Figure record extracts
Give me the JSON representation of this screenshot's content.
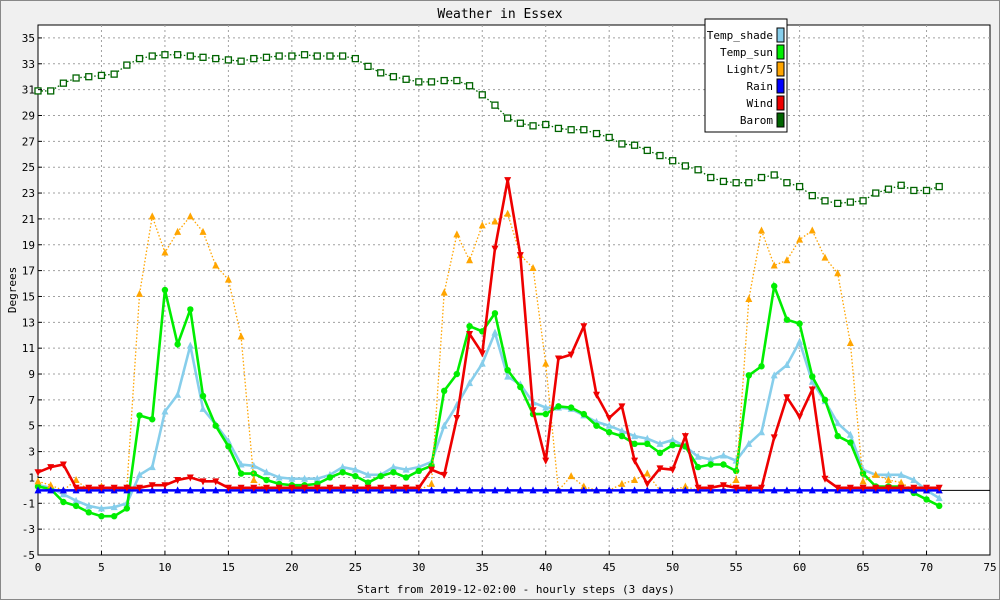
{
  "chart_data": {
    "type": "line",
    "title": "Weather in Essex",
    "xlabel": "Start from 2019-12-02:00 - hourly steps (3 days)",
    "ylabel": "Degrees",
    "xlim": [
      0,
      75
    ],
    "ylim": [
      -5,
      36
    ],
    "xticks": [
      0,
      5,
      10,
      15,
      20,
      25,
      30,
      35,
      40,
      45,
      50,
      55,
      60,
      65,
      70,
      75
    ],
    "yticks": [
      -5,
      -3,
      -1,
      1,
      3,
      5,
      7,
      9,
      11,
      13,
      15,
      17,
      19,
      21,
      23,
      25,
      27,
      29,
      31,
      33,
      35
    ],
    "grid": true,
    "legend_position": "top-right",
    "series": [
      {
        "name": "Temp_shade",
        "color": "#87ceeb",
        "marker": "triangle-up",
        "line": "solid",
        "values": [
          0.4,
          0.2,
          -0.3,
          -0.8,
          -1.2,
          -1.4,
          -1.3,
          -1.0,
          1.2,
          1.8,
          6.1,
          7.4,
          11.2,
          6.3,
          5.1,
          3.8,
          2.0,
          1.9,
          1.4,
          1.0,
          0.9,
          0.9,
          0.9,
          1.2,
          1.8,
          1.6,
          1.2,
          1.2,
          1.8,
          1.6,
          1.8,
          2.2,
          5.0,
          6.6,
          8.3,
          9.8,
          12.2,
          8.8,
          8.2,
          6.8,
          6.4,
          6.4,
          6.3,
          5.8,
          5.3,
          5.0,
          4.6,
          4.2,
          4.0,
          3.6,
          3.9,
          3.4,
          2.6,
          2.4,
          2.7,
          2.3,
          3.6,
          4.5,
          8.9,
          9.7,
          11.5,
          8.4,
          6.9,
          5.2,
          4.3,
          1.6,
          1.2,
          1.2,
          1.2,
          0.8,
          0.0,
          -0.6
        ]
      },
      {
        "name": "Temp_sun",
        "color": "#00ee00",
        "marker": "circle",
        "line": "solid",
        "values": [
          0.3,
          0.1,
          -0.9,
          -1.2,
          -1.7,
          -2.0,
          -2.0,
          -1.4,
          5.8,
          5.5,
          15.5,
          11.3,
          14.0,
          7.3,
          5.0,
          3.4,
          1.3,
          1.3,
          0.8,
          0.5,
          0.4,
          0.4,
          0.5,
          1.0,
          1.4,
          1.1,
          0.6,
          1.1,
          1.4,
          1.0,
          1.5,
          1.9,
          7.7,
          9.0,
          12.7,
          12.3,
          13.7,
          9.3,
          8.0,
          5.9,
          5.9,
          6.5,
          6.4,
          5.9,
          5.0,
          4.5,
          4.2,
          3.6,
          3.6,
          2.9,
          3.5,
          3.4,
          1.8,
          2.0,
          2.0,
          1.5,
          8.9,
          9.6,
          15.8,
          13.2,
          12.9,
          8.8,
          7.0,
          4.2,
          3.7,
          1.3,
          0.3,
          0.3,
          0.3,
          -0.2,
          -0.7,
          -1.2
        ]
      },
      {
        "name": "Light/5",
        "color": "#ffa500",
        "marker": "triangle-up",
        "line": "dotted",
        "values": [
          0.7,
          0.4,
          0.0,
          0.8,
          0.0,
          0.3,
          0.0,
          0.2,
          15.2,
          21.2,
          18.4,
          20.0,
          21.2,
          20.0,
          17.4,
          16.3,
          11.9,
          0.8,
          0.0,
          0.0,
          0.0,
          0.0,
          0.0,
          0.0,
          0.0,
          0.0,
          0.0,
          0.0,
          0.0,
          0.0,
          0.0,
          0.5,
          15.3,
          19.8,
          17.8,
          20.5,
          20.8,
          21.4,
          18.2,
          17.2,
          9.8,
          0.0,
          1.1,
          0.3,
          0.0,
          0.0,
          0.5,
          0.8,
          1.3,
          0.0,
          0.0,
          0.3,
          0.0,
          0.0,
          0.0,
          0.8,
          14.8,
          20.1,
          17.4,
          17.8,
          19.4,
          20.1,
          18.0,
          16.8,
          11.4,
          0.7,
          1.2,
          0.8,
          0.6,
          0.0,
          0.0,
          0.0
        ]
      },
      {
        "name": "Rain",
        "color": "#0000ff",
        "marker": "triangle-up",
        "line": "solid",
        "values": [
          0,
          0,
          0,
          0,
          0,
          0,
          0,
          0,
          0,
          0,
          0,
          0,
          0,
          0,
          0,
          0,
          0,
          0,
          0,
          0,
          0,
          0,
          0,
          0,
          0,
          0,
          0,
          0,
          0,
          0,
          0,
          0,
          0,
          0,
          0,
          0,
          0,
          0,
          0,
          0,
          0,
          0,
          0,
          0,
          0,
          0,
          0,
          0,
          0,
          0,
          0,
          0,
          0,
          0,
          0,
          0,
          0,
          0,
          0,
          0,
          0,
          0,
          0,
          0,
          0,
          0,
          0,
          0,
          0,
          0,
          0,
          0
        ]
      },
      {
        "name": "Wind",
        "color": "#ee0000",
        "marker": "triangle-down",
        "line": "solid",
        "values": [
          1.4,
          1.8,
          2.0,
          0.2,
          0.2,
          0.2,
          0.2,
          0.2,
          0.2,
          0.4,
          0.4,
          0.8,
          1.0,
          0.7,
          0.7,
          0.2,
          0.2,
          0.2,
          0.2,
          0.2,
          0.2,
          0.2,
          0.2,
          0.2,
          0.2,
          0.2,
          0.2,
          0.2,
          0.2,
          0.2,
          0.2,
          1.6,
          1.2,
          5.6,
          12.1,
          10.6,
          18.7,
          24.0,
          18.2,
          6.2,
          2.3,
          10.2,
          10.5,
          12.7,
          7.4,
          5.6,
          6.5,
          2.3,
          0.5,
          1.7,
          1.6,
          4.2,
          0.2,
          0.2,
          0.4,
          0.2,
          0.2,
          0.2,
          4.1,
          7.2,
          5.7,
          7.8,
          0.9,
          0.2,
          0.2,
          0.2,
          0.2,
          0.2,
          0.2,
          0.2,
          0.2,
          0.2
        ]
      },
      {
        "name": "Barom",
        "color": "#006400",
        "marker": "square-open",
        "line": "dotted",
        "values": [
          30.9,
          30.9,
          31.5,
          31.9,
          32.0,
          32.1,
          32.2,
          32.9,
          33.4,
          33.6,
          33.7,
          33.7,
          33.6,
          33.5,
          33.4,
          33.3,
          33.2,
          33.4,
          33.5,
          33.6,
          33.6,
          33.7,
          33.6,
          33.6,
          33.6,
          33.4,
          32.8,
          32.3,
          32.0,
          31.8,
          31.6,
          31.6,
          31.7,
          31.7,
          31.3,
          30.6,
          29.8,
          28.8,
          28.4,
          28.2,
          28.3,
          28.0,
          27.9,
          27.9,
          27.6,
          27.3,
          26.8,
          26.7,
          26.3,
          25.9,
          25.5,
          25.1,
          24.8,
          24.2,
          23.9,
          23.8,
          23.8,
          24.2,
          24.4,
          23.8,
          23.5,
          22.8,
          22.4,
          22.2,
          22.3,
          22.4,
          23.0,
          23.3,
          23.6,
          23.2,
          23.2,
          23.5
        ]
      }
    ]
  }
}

==

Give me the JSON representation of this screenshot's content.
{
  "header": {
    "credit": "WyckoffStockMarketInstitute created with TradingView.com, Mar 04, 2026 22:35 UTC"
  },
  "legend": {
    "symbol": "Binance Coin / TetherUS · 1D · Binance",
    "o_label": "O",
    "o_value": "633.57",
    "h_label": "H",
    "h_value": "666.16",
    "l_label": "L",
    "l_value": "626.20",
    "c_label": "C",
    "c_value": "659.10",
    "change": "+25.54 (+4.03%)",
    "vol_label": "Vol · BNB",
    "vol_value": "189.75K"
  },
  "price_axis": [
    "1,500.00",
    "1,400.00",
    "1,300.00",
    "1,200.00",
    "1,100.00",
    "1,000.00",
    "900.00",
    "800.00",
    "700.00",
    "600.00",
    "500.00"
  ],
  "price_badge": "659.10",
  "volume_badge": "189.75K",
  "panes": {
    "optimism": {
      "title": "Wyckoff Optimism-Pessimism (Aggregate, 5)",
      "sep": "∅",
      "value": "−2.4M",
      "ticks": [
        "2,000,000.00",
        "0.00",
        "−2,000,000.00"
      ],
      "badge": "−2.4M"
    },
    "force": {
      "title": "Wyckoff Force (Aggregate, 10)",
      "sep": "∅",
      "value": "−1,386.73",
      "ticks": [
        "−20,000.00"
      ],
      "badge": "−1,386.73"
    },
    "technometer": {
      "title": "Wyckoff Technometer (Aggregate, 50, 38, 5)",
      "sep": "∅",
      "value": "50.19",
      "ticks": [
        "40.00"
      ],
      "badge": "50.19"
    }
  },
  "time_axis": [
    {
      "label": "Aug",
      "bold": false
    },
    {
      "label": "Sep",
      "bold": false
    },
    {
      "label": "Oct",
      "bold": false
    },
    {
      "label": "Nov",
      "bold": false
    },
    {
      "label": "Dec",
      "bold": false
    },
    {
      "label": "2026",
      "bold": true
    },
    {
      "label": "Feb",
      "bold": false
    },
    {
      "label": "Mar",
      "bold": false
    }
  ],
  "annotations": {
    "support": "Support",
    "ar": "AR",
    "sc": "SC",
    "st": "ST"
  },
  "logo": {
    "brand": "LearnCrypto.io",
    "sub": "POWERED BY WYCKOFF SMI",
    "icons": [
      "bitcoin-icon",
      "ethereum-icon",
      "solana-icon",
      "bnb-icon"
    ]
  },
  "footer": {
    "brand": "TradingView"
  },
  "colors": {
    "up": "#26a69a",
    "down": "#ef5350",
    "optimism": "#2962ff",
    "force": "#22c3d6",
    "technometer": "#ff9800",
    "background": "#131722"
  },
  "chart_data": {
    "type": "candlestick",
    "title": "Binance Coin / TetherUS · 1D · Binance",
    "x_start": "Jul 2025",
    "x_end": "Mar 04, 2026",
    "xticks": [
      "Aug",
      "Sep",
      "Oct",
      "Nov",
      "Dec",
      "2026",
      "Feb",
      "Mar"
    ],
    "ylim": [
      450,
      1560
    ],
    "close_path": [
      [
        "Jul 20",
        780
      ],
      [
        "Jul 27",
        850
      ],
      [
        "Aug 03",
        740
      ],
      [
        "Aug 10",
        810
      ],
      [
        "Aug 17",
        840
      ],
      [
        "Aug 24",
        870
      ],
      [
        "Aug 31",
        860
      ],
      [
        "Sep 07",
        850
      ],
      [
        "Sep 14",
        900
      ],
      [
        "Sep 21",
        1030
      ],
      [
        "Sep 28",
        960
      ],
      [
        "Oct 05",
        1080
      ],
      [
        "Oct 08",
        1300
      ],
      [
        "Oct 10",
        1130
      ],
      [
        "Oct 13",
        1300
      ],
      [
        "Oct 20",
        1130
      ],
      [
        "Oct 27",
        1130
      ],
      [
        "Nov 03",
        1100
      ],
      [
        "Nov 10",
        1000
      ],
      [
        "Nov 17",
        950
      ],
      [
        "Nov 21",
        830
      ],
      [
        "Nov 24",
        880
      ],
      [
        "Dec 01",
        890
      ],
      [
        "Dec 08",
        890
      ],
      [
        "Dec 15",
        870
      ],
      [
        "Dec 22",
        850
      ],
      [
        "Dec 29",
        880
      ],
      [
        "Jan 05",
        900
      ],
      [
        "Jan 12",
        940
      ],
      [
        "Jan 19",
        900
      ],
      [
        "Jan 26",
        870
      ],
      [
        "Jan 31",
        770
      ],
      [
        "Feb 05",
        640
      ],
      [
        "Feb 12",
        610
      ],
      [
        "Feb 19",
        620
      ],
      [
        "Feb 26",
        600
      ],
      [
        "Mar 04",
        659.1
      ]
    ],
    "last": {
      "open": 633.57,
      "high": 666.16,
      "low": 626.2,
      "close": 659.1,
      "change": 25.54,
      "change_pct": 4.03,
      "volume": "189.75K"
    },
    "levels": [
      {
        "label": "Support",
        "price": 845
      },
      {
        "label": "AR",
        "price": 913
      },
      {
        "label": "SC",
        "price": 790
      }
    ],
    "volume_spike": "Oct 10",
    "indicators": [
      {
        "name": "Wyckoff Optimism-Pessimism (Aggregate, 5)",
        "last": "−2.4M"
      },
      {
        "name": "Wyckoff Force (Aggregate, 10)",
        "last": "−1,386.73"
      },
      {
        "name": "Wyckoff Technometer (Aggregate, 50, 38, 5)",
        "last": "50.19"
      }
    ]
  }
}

--

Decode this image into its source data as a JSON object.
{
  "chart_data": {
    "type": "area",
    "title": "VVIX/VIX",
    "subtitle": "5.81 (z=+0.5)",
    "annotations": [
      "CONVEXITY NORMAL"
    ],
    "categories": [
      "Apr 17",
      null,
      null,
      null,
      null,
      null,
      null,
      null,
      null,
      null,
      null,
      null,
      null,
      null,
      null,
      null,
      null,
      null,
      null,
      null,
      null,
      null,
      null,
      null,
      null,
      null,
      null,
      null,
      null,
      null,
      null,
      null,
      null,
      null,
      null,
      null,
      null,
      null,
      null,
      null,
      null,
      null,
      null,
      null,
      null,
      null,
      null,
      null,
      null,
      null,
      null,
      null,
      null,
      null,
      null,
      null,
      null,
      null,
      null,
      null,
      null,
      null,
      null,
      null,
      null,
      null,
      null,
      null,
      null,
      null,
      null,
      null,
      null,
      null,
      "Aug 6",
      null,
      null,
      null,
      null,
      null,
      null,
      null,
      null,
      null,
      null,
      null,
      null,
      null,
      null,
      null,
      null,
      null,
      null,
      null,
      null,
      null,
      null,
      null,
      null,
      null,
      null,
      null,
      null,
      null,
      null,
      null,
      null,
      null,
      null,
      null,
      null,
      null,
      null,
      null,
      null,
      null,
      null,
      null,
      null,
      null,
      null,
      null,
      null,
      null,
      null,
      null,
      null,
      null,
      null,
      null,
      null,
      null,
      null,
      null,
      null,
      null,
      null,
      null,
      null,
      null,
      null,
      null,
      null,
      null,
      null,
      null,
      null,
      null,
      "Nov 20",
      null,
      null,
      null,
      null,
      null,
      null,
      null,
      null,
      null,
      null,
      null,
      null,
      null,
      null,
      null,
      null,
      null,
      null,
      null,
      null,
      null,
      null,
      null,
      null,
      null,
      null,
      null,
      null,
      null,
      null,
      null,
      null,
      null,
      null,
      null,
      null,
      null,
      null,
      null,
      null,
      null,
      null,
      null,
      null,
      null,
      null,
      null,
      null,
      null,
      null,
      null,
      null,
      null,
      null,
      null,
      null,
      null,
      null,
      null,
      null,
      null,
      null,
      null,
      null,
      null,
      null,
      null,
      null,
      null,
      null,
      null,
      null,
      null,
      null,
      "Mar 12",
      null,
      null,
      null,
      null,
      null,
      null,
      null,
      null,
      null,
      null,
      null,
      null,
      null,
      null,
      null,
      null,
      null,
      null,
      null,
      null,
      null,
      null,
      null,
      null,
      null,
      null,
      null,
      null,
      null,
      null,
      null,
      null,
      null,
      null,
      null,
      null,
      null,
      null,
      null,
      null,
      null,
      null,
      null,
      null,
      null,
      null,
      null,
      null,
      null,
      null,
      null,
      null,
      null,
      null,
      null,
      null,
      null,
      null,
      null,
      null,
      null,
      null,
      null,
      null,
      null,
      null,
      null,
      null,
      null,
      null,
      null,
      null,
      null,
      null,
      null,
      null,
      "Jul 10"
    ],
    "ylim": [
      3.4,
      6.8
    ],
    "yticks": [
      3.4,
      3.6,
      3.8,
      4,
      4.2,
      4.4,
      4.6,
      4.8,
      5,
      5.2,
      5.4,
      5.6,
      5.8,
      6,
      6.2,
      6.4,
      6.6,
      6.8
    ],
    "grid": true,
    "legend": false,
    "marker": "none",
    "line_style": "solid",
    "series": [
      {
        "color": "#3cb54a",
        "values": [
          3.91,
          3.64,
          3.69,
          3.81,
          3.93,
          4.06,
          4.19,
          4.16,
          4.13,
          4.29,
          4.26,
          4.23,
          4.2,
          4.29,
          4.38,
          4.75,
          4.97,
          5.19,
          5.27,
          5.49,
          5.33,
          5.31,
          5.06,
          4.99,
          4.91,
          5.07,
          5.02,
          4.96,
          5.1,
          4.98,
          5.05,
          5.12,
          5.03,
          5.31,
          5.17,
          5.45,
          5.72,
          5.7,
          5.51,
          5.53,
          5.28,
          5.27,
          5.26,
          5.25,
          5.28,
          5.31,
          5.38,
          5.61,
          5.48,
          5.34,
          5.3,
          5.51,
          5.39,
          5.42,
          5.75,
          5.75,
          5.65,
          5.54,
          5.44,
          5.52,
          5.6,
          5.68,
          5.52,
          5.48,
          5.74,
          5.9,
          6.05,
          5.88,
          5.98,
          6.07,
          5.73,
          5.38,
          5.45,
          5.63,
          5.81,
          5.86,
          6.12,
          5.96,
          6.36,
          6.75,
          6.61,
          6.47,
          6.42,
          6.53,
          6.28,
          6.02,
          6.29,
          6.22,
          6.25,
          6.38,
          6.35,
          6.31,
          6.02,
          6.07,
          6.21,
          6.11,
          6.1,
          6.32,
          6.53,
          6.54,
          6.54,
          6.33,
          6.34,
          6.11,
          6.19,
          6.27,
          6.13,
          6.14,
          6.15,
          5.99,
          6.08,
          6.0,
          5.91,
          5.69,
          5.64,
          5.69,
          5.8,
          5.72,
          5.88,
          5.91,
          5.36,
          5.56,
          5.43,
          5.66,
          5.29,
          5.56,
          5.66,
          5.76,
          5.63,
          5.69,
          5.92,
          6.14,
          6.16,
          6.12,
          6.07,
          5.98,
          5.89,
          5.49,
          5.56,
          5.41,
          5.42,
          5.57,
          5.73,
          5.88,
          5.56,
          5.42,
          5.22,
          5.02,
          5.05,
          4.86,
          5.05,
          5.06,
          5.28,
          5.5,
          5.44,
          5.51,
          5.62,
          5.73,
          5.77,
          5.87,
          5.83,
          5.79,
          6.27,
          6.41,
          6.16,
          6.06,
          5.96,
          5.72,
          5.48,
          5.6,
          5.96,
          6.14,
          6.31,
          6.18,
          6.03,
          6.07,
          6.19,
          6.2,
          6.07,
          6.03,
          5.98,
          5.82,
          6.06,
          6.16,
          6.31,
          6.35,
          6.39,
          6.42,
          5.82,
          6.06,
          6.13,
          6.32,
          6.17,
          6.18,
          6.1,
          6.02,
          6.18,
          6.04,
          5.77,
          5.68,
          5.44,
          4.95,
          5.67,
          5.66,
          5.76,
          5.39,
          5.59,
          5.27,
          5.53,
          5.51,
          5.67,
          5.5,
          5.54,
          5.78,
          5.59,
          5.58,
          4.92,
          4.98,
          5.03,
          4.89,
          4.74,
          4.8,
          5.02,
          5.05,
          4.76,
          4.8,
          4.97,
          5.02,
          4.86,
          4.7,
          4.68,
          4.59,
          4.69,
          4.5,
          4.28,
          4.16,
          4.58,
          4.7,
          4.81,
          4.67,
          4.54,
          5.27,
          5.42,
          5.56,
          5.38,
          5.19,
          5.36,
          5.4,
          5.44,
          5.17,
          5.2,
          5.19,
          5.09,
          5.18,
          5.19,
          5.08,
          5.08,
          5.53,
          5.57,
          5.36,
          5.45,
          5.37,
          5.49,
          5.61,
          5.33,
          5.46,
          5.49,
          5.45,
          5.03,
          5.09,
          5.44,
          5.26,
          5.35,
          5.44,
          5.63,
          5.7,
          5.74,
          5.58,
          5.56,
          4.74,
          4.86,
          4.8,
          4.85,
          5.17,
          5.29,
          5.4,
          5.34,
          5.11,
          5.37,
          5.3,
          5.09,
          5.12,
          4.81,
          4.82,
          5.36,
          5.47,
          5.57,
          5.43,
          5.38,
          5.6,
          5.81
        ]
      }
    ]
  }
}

Aim of the task: State the number of lines in this listing that contain the string "Pessimism", and add nothing else.

Solution below: 2